Print the full listing exactly.

----- DATASET ENTRIES -----

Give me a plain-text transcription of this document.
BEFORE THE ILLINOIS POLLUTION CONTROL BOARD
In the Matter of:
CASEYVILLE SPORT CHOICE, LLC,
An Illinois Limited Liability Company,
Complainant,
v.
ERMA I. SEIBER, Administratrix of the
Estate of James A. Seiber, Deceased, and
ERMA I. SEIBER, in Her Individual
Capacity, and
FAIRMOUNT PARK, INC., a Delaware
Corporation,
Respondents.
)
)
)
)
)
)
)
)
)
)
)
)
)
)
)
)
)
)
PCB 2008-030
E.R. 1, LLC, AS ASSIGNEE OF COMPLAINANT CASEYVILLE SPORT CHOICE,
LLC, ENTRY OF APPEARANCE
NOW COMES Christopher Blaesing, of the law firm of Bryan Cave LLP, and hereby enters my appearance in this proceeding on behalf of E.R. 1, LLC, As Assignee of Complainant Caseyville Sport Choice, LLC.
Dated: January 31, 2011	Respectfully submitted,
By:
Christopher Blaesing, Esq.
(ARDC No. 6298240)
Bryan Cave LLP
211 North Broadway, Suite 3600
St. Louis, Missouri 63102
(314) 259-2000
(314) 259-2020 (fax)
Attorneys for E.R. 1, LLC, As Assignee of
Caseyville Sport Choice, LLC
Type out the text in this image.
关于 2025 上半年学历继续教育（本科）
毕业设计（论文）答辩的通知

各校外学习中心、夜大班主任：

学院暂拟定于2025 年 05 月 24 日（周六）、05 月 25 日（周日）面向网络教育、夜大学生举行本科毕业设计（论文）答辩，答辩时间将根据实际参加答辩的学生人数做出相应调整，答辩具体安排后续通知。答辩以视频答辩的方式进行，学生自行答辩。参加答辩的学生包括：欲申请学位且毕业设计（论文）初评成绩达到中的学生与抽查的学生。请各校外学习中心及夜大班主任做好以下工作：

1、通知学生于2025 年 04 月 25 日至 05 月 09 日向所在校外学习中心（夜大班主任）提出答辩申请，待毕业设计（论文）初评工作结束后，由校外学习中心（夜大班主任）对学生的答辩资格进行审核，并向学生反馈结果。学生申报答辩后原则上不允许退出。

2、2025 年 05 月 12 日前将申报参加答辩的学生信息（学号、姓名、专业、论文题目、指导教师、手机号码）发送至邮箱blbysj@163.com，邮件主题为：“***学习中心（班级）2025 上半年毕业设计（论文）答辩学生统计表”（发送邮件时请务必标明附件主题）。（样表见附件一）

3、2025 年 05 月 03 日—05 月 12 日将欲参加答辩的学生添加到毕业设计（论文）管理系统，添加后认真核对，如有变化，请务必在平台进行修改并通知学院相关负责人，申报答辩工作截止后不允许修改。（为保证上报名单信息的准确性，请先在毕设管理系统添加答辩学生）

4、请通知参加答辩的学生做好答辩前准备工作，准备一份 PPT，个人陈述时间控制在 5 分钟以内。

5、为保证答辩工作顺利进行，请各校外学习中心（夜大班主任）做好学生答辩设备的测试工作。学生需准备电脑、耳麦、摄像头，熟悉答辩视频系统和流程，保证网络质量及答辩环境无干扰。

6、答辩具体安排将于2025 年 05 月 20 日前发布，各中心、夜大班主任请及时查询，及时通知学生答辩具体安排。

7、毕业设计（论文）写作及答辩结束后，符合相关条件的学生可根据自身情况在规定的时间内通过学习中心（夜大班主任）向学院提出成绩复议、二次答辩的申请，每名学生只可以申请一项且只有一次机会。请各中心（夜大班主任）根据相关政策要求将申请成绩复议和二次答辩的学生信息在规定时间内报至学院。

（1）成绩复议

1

-----

_SOLUTION TO THIS TASK_
Give me a plain-text transcription of this document.
BEFORE THE ILLINOIS POLLUTION CONTROL BOARD
In the Matter of:
CASEYVILLE SPORT CHOICE, LLC,
An Illinois Limited Liability Company,
Complainant,
v.
ERMA I. SEIBER, Administratrix of the
Estate of James A. Seiber, Deceased, and
ERMA I. SEIBER, in Her Individual
Capacity, and
FAIRMOUNT PARK, INC., a Delaware
Corporation,
Respondents.
)
)
)
)
)
)
)
)
)
)
)
)
)
)
)
)
)
)
PCB 2008-030
E.R. 1, LLC, AS ASSIGNEE OF COMPLAINANT CASEYVILLE SPORT CHOICE,
LLC, ENTRY OF APPEARANCE
NOW COMES Christopher Blaesing, of the law firm of Bryan Cave LLP, and hereby enters my appearance in this proceeding on behalf of E.R. 1, LLC, As Assignee of Complainant Caseyville Sport Choice, LLC.
Dated: January 31, 2011	Respectfully submitted,
By:
Christopher Blaesing, Esq.
(ARDC No. 6298240)
Bryan Cave LLP
211 North Broadway, Suite 3600
St. Louis, Missouri 63102
(314) 259-2000
(314) 259-2020 (fax)
Attorneys for E.R. 1, LLC, As Assignee of
Caseyville Sport Choice, LLC
Type out the text in this image.
关于 2025 上半年学历继续教育（本科）
毕业设计（论文）答辩的通知

各校外学习中心、夜大班主任：

学院暂拟定于2025 年 05 月 24 日（周六）、05 月 25 日（周日）面向网络教育、夜大学生举行本科毕业设计（论文）答辩，答辩时间将根据实际参加答辩的学生人数做出相应调整，答辩具体安排后续通知。答辩以视频答辩的方式进行，学生自行答辩。参加答辩的学生包括：欲申请学位且毕业设计（论文）初评成绩达到中的学生与抽查的学生。请各校外学习中心及夜大班主任做好以下工作：

1、通知学生于2025 年 04 月 25 日至 05 月 09 日向所在校外学习中心（夜大班主任）提出答辩申请，待毕业设计（论文）初评工作结束后，由校外学习中心（夜大班主任）对学生的答辩资格进行审核，并向学生反馈结果。学生申报答辩后原则上不允许退出。

2、2025 年 05 月 12 日前将申报参加答辩的学生信息（学号、姓名、专业、论文题目、指导教师、手机号码）发送至邮箱blbysj@163.com，邮件主题为：“***学习中心（班级）2025 上半年毕业设计（论文）答辩学生统计表”（发送邮件时请务必标明附件主题）。（样表见附件一）

3、2025 年 05 月 03 日—05 月 12 日将欲参加答辩的学生添加到毕业设计（论文）管理系统，添加后认真核对，如有变化，请务必在平台进行修改并通知学院相关负责人，申报答辩工作截止后不允许修改。（为保证上报名单信息的准确性，请先在毕设管理系统添加答辩学生）

4、请通知参加答辩的学生做好答辩前准备工作，准备一份 PPT，个人陈述时间控制在 5 分钟以内。

5、为保证答辩工作顺利进行，请各校外学习中心（夜大班主任）做好学生答辩设备的测试工作。学生需准备电脑、耳麦、摄像头，熟悉答辩视频系统和流程，保证网络质量及答辩环境无干扰。

6、答辩具体安排将于2025 年 05 月 20 日前发布，各中心、夜大班主任请及时查询，及时通知学生答辩具体安排。

7、毕业设计（论文）写作及答辩结束后，符合相关条件的学生可根据自身情况在规定的时间内通过学习中心（夜大班主任）向学院提出成绩复议、二次答辩的申请，每名学生只可以申请一项且只有一次机会。请各中心（夜大班主任）根据相关政策要求将申请成绩复议和二次答辩的学生信息在规定时间内报至学院。

（1）成绩复议

1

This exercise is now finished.